Collected data entries
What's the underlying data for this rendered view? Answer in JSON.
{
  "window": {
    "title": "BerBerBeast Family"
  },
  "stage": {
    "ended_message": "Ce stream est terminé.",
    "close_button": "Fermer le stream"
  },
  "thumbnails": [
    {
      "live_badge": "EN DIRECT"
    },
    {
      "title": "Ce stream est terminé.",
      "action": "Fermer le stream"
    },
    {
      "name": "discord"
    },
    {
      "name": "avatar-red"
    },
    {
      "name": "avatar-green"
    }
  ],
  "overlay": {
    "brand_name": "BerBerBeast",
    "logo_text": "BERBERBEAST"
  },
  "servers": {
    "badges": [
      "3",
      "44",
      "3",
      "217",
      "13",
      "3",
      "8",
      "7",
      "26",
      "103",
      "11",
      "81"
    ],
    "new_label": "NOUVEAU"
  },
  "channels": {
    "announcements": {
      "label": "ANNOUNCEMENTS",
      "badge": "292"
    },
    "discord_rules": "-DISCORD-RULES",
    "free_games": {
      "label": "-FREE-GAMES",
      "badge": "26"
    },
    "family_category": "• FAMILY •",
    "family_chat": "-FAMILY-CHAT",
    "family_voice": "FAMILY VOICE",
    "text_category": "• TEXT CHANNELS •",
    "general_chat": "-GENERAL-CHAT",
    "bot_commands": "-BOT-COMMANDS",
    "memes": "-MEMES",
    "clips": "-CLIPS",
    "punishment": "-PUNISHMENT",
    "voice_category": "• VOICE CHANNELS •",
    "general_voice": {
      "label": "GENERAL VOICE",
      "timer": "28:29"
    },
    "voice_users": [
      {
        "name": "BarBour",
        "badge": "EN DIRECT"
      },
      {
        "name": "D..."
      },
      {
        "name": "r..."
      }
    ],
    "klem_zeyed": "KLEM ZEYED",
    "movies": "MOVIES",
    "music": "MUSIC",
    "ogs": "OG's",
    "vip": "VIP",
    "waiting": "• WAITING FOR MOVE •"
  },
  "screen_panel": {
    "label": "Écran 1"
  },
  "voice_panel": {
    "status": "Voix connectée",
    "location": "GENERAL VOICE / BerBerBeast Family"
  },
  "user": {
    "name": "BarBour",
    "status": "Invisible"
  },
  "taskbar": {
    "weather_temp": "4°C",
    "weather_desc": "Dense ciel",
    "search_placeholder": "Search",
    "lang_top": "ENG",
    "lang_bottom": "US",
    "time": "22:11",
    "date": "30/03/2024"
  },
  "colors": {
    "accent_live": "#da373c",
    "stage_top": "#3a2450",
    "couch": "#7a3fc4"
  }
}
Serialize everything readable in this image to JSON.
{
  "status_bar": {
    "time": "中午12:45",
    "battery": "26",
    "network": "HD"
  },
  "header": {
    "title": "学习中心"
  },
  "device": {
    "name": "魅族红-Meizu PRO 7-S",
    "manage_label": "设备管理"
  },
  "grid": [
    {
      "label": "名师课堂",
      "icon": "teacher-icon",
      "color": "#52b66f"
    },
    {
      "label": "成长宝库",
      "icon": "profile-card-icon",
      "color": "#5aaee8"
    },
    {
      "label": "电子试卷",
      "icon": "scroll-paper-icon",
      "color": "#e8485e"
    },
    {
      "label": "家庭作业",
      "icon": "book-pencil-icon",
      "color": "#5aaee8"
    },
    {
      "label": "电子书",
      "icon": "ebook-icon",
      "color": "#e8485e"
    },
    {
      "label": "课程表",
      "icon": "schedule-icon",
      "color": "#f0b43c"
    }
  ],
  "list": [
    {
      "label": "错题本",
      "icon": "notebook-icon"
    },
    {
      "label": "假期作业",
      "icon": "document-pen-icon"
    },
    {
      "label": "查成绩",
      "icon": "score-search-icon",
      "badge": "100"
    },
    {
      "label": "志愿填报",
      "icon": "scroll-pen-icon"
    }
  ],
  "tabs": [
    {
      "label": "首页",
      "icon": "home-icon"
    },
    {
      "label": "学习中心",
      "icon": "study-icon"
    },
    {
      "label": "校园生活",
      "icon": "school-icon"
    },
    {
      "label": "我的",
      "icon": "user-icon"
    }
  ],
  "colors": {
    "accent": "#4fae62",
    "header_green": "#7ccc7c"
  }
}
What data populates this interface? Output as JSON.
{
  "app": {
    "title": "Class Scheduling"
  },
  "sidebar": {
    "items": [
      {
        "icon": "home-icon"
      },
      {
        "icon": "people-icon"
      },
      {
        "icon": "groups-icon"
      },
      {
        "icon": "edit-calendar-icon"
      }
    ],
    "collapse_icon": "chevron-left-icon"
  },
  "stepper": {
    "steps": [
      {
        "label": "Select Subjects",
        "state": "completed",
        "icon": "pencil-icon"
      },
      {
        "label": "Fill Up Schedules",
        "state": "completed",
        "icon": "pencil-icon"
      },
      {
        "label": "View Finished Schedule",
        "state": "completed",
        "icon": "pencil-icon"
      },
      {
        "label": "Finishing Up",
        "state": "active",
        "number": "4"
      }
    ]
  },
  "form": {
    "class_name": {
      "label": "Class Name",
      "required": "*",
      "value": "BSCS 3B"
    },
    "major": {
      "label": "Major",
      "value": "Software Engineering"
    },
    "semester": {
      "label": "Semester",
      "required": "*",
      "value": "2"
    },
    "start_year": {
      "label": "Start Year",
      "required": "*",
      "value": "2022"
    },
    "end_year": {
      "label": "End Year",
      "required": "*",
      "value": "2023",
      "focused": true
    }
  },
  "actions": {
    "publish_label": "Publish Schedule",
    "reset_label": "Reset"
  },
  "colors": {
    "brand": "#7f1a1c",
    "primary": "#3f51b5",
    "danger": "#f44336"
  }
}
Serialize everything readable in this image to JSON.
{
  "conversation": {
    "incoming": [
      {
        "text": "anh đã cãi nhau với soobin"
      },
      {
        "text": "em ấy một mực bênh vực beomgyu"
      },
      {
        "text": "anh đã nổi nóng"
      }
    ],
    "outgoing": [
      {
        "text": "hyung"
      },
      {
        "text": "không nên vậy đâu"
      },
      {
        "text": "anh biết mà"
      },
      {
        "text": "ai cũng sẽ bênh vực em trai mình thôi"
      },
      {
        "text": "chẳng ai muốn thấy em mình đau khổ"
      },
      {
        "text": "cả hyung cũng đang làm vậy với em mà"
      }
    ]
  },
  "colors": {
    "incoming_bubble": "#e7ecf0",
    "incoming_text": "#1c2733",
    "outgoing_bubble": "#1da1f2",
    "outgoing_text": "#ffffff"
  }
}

**Brief:** Restate the whole listing exactly.

**Completed exercise:**
What's the underlying data for this rendered view? Answer in JSON.
{
  "window": {
    "title": "BerBerBeast Family"
  },
  "stage": {
    "ended_message": "Ce stream est terminé.",
    "close_button": "Fermer le stream"
  },
  "thumbnails": [
    {
      "live_badge": "EN DIRECT"
    },
    {
      "title": "Ce stream est terminé.",
      "action": "Fermer le stream"
    },
    {
      "name": "discord"
    },
    {
      "name": "avatar-red"
    },
    {
      "name": "avatar-green"
    }
  ],
  "overlay": {
    "brand_name": "BerBerBeast",
    "logo_text": "BERBERBEAST"
  },
  "servers": {
    "badges": [
      "3",
      "44",
      "3",
      "217",
      "13",
      "3",
      "8",
      "7",
      "26",
      "103",
      "11",
      "81"
    ],
    "new_label": "NOUVEAU"
  },
  "channels": {
    "announcements": {
      "label": "ANNOUNCEMENTS",
      "badge": "292"
    },
    "discord_rules": "-DISCORD-RULES",
    "free_games": {
      "label": "-FREE-GAMES",
      "badge": "26"
    },
    "family_category": "• FAMILY •",
    "family_chat": "-FAMILY-CHAT",
    "family_voice": "FAMILY VOICE",
    "text_category": "• TEXT CHANNELS •",
    "general_chat": "-GENERAL-CHAT",
    "bot_commands": "-BOT-COMMANDS",
    "memes": "-MEMES",
    "clips": "-CLIPS",
    "punishment": "-PUNISHMENT",
    "voice_category": "• VOICE CHANNELS •",
    "general_voice": {
      "label": "GENERAL VOICE",
      "timer": "28:29"
    },
    "voice_users": [
      {
        "name": "BarBour",
        "badge": "EN DIRECT"
      },
      {
        "name": "D..."
      },
      {
        "name": "r..."
      }
    ],
    "klem_zeyed": "KLEM ZEYED",
    "movies": "MOVIES",
    "music": "MUSIC",
    "ogs": "OG's",
    "vip": "VIP",
    "waiting": "• WAITING FOR MOVE •"
  },
  "screen_panel": {
    "label": "Écran 1"
  },
  "voice_panel": {
    "status": "Voix connectée",
    "location": "GENERAL VOICE / BerBerBeast Family"
  },
  "user": {
    "name": "BarBour",
    "status": "Invisible"
  },
  "taskbar": {
    "weather_temp": "4°C",
    "weather_desc": "Dense ciel",
    "search_placeholder": "Search",
    "lang_top": "ENG",
    "lang_bottom": "US",
    "time": "22:11",
    "date": "30/03/2024"
  },
  "colors": {
    "accent_live": "#da373c",
    "stage_top": "#3a2450",
    "couch": "#7a3fc4"
  }
}
Serialize everything readable in this image to JSON.
{
  "status_bar": {
    "time": "中午12:45",
    "battery": "26",
    "network": "HD"
  },
  "header": {
    "title": "学习中心"
  },
  "device": {
    "name": "魅族红-Meizu PRO 7-S",
    "manage_label": "设备管理"
  },
  "grid": [
    {
      "label": "名师课堂",
      "icon": "teacher-icon",
      "color": "#52b66f"
    },
    {
      "label": "成长宝库",
      "icon": "profile-card-icon",
      "color": "#5aaee8"
    },
    {
      "label": "电子试卷",
      "icon": "scroll-paper-icon",
      "color": "#e8485e"
    },
    {
      "label": "家庭作业",
      "icon": "book-pencil-icon",
      "color": "#5aaee8"
    },
    {
      "label": "电子书",
      "icon": "ebook-icon",
      "color": "#e8485e"
    },
    {
      "label": "课程表",
      "icon": "schedule-icon",
      "color": "#f0b43c"
    }
  ],
  "list": [
    {
      "label": "错题本",
      "icon": "notebook-icon"
    },
    {
      "label": "假期作业",
      "icon": "document-pen-icon"
    },
    {
      "label": "查成绩",
      "icon": "score-search-icon",
      "badge": "100"
    },
    {
      "label": "志愿填报",
      "icon": "scroll-pen-icon"
    }
  ],
  "tabs": [
    {
      "label": "首页",
      "icon": "home-icon"
    },
    {
      "label": "学习中心",
      "icon": "study-icon"
    },
    {
      "label": "校园生活",
      "icon": "school-icon"
    },
    {
      "label": "我的",
      "icon": "user-icon"
    }
  ],
  "colors": {
    "accent": "#4fae62",
    "header_green": "#7ccc7c"
  }
}
What data populates this interface? Output as JSON.
{
  "app": {
    "title": "Class Scheduling"
  },
  "sidebar": {
    "items": [
      {
        "icon": "home-icon"
      },
      {
        "icon": "people-icon"
      },
      {
        "icon": "groups-icon"
      },
      {
        "icon": "edit-calendar-icon"
      }
    ],
    "collapse_icon": "chevron-left-icon"
  },
  "stepper": {
    "steps": [
      {
        "label": "Select Subjects",
        "state": "completed",
        "icon": "pencil-icon"
      },
      {
        "label": "Fill Up Schedules",
        "state": "completed",
        "icon": "pencil-icon"
      },
      {
        "label": "View Finished Schedule",
        "state": "completed",
        "icon": "pencil-icon"
      },
      {
        "label": "Finishing Up",
        "state": "active",
        "number": "4"
      }
    ]
  },
  "form": {
    "class_name": {
      "label": "Class Name",
      "required": "*",
      "value": "BSCS 3B"
    },
    "major": {
      "label": "Major",
      "value": "Software Engineering"
    },
    "semester": {
      "label": "Semester",
      "required": "*",
      "value": "2"
    },
    "start_year": {
      "label": "Start Year",
      "required": "*",
      "value": "2022"
    },
    "end_year": {
      "label": "End Year",
      "required": "*",
      "value": "2023",
      "focused": true
    }
  },
  "actions": {
    "publish_label": "Publish Schedule",
    "reset_label": "Reset"
  },
  "colors": {
    "brand": "#7f1a1c",
    "primary": "#3f51b5",
    "danger": "#f44336"
  }
}
Serialize everything readable in this image to JSON.
{
  "conversation": {
    "incoming": [
      {
        "text": "anh đã cãi nhau với soobin"
      },
      {
        "text": "em ấy một mực bênh vực beomgyu"
      },
      {
        "text": "anh đã nổi nóng"
      }
    ],
    "outgoing": [
      {
        "text": "hyung"
      },
      {
        "text": "không nên vậy đâu"
      },
      {
        "text": "anh biết mà"
      },
      {
        "text": "ai cũng sẽ bênh vực em trai mình thôi"
      },
      {
        "text": "chẳng ai muốn thấy em mình đau khổ"
      },
      {
        "text": "cả hyung cũng đang làm vậy với em mà"
      }
    ]
  },
  "colors": {
    "incoming_bubble": "#e7ecf0",
    "incoming_text": "#1c2733",
    "outgoing_bubble": "#1da1f2",
    "outgoing_text": "#ffffff"
  }
}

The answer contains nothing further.